>>>
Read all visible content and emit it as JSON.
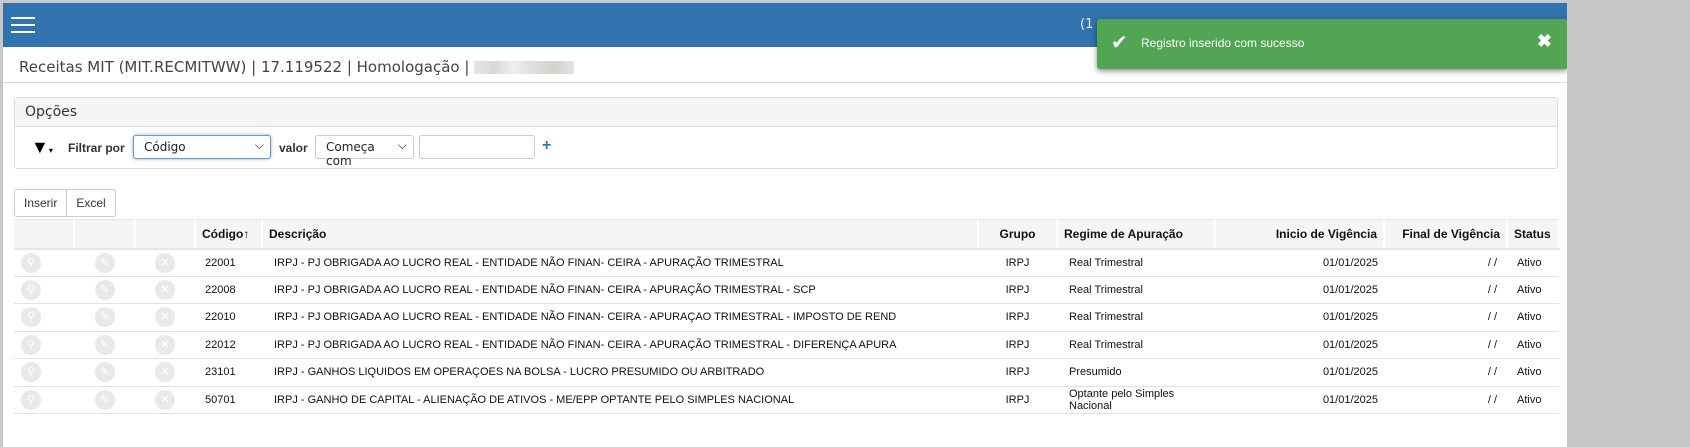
{
  "header": {
    "counter": "(1"
  },
  "title": {
    "text": "Receitas MIT (MIT.RECMITWW) | 17.119522 | Homologação |"
  },
  "options": {
    "heading": "Opções",
    "filter_label": "Filtrar por",
    "filter_field": "Código",
    "value_label": "valor",
    "operator": "Começa com",
    "value": "",
    "add": "+"
  },
  "buttons": {
    "insert": "Inserir",
    "excel": "Excel"
  },
  "table": {
    "columns": [
      "Código",
      "Descrição",
      "Grupo",
      "Regime de Apuração",
      "Inicio de Vigência",
      "Final de Vigência",
      "Status"
    ],
    "sort_indicator": "↑",
    "rows": [
      {
        "codigo": "22001",
        "descricao": "IRPJ - PJ OBRIGADA AO LUCRO REAL - ENTIDADE NÃO FINAN- CEIRA - APURAÇÃO TRIMESTRAL",
        "grupo": "IRPJ",
        "regime": "Real Trimestral",
        "inicio": "01/01/2025",
        "final": "/ /",
        "status": "Ativo"
      },
      {
        "codigo": "22008",
        "descricao": "IRPJ - PJ OBRIGADA AO LUCRO REAL - ENTIDADE NÃO FINAN- CEIRA - APURAÇÃO TRIMESTRAL - SCP",
        "grupo": "IRPJ",
        "regime": "Real Trimestral",
        "inicio": "01/01/2025",
        "final": "/ /",
        "status": "Ativo"
      },
      {
        "codigo": "22010",
        "descricao": "IRPJ - PJ OBRIGADA AO LUCRO REAL - ENTIDADE NÃO FINAN- CEIRA - APURAÇAO TRIMESTRAL - IMPOSTO DE REND",
        "grupo": "IRPJ",
        "regime": "Real Trimestral",
        "inicio": "01/01/2025",
        "final": "/ /",
        "status": "Ativo"
      },
      {
        "codigo": "22012",
        "descricao": "IRPJ - PJ OBRIGADA AO LUCRO REAL - ENTIDADE NÃO FINAN- CEIRA - APURAÇÃO TRIMESTRAL - DIFERENÇA APURA",
        "grupo": "IRPJ",
        "regime": "Real Trimestral",
        "inicio": "01/01/2025",
        "final": "/ /",
        "status": "Ativo"
      },
      {
        "codigo": "23101",
        "descricao": "IRPJ - GANHOS LIQUIDOS EM OPERAÇOES NA BOLSA - LUCRO PRESUMIDO OU ARBITRADO",
        "grupo": "IRPJ",
        "regime": "Presumido",
        "inicio": "01/01/2025",
        "final": "/ /",
        "status": "Ativo"
      },
      {
        "codigo": "50701",
        "descricao": "IRPJ - GANHO DE CAPITAL - ALIENAÇÃO DE ATIVOS - ME/EPP OPTANTE PELO SIMPLES NACIONAL",
        "grupo": "IRPJ",
        "regime": "Optante pelo Simples Nacional",
        "inicio": "01/01/2025",
        "final": "/ /",
        "status": "Ativo"
      }
    ]
  },
  "toast": {
    "message": "Registro inserido com sucesso",
    "close": "✖",
    "color": "#52a552"
  },
  "colors": {
    "header": "#3173ae"
  }
}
<<<
## Written instruction
Leave out the pictures and return every record word for word.

## The result
Read all visible content and emit it as JSON.
{
  "header": {
    "counter": "(1"
  },
  "title": {
    "text": "Receitas MIT (MIT.RECMITWW) | 17.119522 | Homologação |"
  },
  "options": {
    "heading": "Opções",
    "filter_label": "Filtrar por",
    "filter_field": "Código",
    "value_label": "valor",
    "operator": "Começa com",
    "value": "",
    "add": "+"
  },
  "buttons": {
    "insert": "Inserir",
    "excel": "Excel"
  },
  "table": {
    "columns": [
      "Código",
      "Descrição",
      "Grupo",
      "Regime de Apuração",
      "Inicio de Vigência",
      "Final de Vigência",
      "Status"
    ],
    "sort_indicator": "↑",
    "rows": [
      {
        "codigo": "22001",
        "descricao": "IRPJ - PJ OBRIGADA AO LUCRO REAL - ENTIDADE NÃO FINAN- CEIRA - APURAÇÃO TRIMESTRAL",
        "grupo": "IRPJ",
        "regime": "Real Trimestral",
        "inicio": "01/01/2025",
        "final": "/ /",
        "status": "Ativo"
      },
      {
        "codigo": "22008",
        "descricao": "IRPJ - PJ OBRIGADA AO LUCRO REAL - ENTIDADE NÃO FINAN- CEIRA - APURAÇÃO TRIMESTRAL - SCP",
        "grupo": "IRPJ",
        "regime": "Real Trimestral",
        "inicio": "01/01/2025",
        "final": "/ /",
        "status": "Ativo"
      },
      {
        "codigo": "22010",
        "descricao": "IRPJ - PJ OBRIGADA AO LUCRO REAL - ENTIDADE NÃO FINAN- CEIRA - APURAÇAO TRIMESTRAL - IMPOSTO DE REND",
        "grupo": "IRPJ",
        "regime": "Real Trimestral",
        "inicio": "01/01/2025",
        "final": "/ /",
        "status": "Ativo"
      },
      {
        "codigo": "22012",
        "descricao": "IRPJ - PJ OBRIGADA AO LUCRO REAL - ENTIDADE NÃO FINAN- CEIRA - APURAÇÃO TRIMESTRAL - DIFERENÇA APURA",
        "grupo": "IRPJ",
        "regime": "Real Trimestral",
        "inicio": "01/01/2025",
        "final": "/ /",
        "status": "Ativo"
      },
      {
        "codigo": "23101",
        "descricao": "IRPJ - GANHOS LIQUIDOS EM OPERAÇOES NA BOLSA - LUCRO PRESUMIDO OU ARBITRADO",
        "grupo": "IRPJ",
        "regime": "Presumido",
        "inicio": "01/01/2025",
        "final": "/ /",
        "status": "Ativo"
      },
      {
        "codigo": "50701",
        "descricao": "IRPJ - GANHO DE CAPITAL - ALIENAÇÃO DE ATIVOS - ME/EPP OPTANTE PELO SIMPLES NACIONAL",
        "grupo": "IRPJ",
        "regime": "Optante pelo Simples Nacional",
        "inicio": "01/01/2025",
        "final": "/ /",
        "status": "Ativo"
      }
    ]
  },
  "toast": {
    "message": "Registro inserido com sucesso",
    "close": "✖",
    "color": "#52a552"
  },
  "colors": {
    "header": "#3173ae"
  }
}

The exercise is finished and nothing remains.